▶ Short exercise
Repeat the entire listing exactly as written.

▶ Stored rows
..........

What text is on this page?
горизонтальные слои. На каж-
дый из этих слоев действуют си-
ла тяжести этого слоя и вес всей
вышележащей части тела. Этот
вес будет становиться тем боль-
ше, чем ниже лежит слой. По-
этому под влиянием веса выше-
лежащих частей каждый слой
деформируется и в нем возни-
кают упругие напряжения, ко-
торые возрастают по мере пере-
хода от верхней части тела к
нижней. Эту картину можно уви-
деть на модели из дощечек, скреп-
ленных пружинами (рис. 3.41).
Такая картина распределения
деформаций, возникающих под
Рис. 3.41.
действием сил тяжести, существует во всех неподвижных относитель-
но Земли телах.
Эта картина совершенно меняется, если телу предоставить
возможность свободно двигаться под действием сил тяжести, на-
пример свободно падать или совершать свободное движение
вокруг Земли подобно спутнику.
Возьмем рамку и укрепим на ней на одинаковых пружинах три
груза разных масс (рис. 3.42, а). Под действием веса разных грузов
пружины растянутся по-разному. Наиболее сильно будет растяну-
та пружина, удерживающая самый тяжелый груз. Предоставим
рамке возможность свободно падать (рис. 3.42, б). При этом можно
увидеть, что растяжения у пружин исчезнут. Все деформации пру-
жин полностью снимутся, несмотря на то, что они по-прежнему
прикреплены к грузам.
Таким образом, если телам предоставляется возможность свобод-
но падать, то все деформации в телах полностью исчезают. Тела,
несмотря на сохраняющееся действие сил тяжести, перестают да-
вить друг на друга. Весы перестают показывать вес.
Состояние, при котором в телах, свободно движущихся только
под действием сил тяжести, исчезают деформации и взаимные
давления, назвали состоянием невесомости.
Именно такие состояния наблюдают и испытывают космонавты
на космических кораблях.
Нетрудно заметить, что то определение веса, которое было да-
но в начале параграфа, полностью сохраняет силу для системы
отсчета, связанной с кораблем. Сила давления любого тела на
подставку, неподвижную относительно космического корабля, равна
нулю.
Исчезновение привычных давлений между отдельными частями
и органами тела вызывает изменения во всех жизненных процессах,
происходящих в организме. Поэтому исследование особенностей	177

..........

▶ Exercise answer
What text is on this page?
горизонтальные слои. На каж-
дый из этих слоев действуют си-
ла тяжести этого слоя и вес всей
вышележащей части тела. Этот
вес будет становиться тем боль-
ше, чем ниже лежит слой. По-
этому под влиянием веса выше-
лежащих частей каждый слой
деформируется и в нем возни-
кают упругие напряжения, ко-
торые возрастают по мере пере-
хода от верхней части тела к
нижней. Эту картину можно уви-
деть на модели из дощечек, скреп-
ленных пружинами (рис. 3.41).
Такая картина распределения
деформаций, возникающих под
Рис. 3.41.
действием сил тяжести, существует во всех неподвижных относитель-
но Земли телах.
Эта картина совершенно меняется, если телу предоставить
возможность свободно двигаться под действием сил тяжести, на-
пример свободно падать или совершать свободное движение
вокруг Земли подобно спутнику.
Возьмем рамку и укрепим на ней на одинаковых пружинах три
груза разных масс (рис. 3.42, а). Под действием веса разных грузов
пружины растянутся по-разному. Наиболее сильно будет растяну-
та пружина, удерживающая самый тяжелый груз. Предоставим
рамке возможность свободно падать (рис. 3.42, б). При этом можно
увидеть, что растяжения у пружин исчезнут. Все деформации пру-
жин полностью снимутся, несмотря на то, что они по-прежнему
прикреплены к грузам.
Таким образом, если телам предоставляется возможность свобод-
но падать, то все деформации в телах полностью исчезают. Тела,
несмотря на сохраняющееся действие сил тяжести, перестают да-
вить друг на друга. Весы перестают показывать вес.
Состояние, при котором в телах, свободно движущихся только
под действием сил тяжести, исчезают деформации и взаимные
давления, назвали состоянием невесомости.
Именно такие состояния наблюдают и испытывают космонавты
на космических кораблях.
Нетрудно заметить, что то определение веса, которое было да-
но в начале параграфа, полностью сохраняет силу для системы
отсчета, связанной с кораблем. Сила давления любого тела на
подставку, неподвижную относительно космического корабля, равна
нулю.
Исчезновение привычных давлений между отдельными частями
и органами тела вызывает изменения во всех жизненных процессах,
происходящих в организме. Поэтому исследование особенностей	177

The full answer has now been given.